DATA ROWS:
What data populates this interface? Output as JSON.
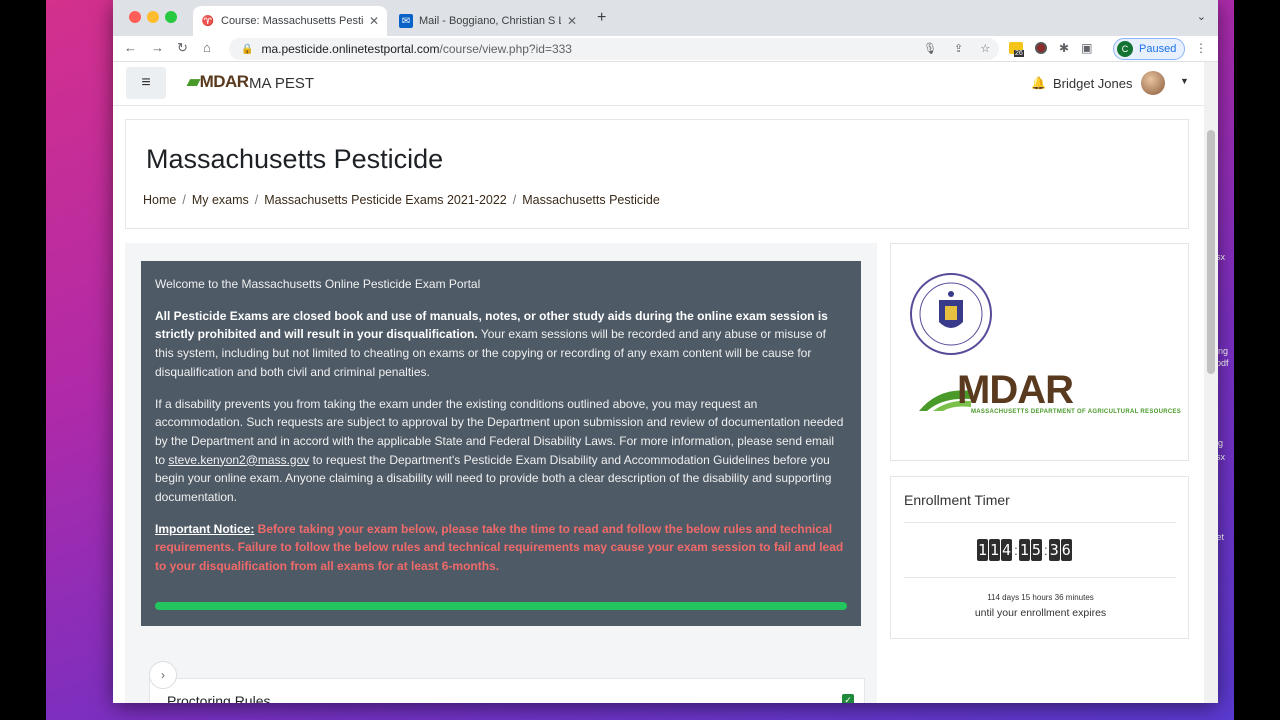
{
  "browser": {
    "tabs": [
      {
        "title": "Course: Massachusetts Pesticide",
        "active": true
      },
      {
        "title": "Mail - Boggiano, Christian S LT",
        "active": false
      }
    ],
    "url_host": "ma.pesticide.onlinetestportal.com",
    "url_path": "/course/view.php?id=333",
    "profile_initial": "C",
    "profile_status": "Paused",
    "ext_badge": "26"
  },
  "site": {
    "brand_logo": "MDAR",
    "brand_name": "MA PEST",
    "user_name": "Bridget Jones"
  },
  "header": {
    "title": "Massachusetts Pesticide",
    "breadcrumbs": [
      "Home",
      "My exams",
      "Massachusetts Pesticide Exams 2021-2022",
      "Massachusetts Pesticide"
    ]
  },
  "welcome": {
    "intro": "Welcome to the Massachusetts Online Pesticide Exam Portal",
    "p1_bold": "All Pesticide Exams are closed book and use of manuals, notes, or other study aids during the online exam session is strictly prohibited and will result in your disqualification.",
    "p1_rest": " Your exam sessions will be recorded and any abuse or misuse of this system, including but not limited to cheating on exams or the copying or recording of any exam content will be cause for disqualification and both civil and criminal penalties.",
    "p2_a": "If a disability prevents you from taking the exam under the existing conditions outlined above, you may request an accommodation. Such requests are subject to approval by the Department upon submission and review of documentation needed by the Department and in accord with the applicable State and Federal Disability Laws. For more information, please send email to ",
    "p2_email": "steve.kenyon2@mass.gov",
    "p2_b": " to request the Department's Pesticide Exam Disability and Accommodation Guidelines before you begin your online exam. Anyone claiming a disability will need to provide both a clear description of the disability and supporting documentation.",
    "notice_label": "Important Notice:",
    "notice_text": " Before taking your exam below, please take the time to read and follow the below rules and technical requirements. Failure to follow the below rules and technical requirements may cause your exam session to fail and lead to your disqualification from all exams for at least 6-months.",
    "progress": 1.0
  },
  "proctoring": {
    "title": "Proctoring Rules"
  },
  "side": {
    "mdar_word": "MDAR",
    "mdar_sub": "MASSACHUSETTS DEPARTMENT OF AGRICULTURAL RESOURCES"
  },
  "timer": {
    "title": "Enrollment Timer",
    "digits": [
      "1",
      "1",
      "4",
      "1",
      "5",
      "3",
      "6"
    ],
    "detail": "114 days 15 hours 36 minutes",
    "expires": "until your enrollment expires"
  },
  "desktop": {
    "labels": [
      "x",
      "lsx",
      "ng",
      "pdf",
      "g",
      "lsx",
      "ket"
    ]
  },
  "colors": {
    "welcome_bg": "#4e5a66",
    "notice_red": "#f06a6a",
    "progress_green": "#22c55e",
    "brand_brown": "#5a3a1e",
    "brand_green": "#4a9a2a"
  }
}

PROBLEM DESCRIPTION:
Copy each line of the data that contains the word "both".

OUTPUT:
    "p1_rest": " Your exam sessions will be recorded and any abuse or misuse of this system, including but not limited to cheating on exams or the copying or recording of any exam content will be cause for disqualification and both civil and criminal penalties.",
    "p2_b": " to request the Department's Pesticide Exam Disability and Accommodation Guidelines before you begin your online exam. Anyone claiming a disability will need to provide both a clear description of the disability and supporting documentation.",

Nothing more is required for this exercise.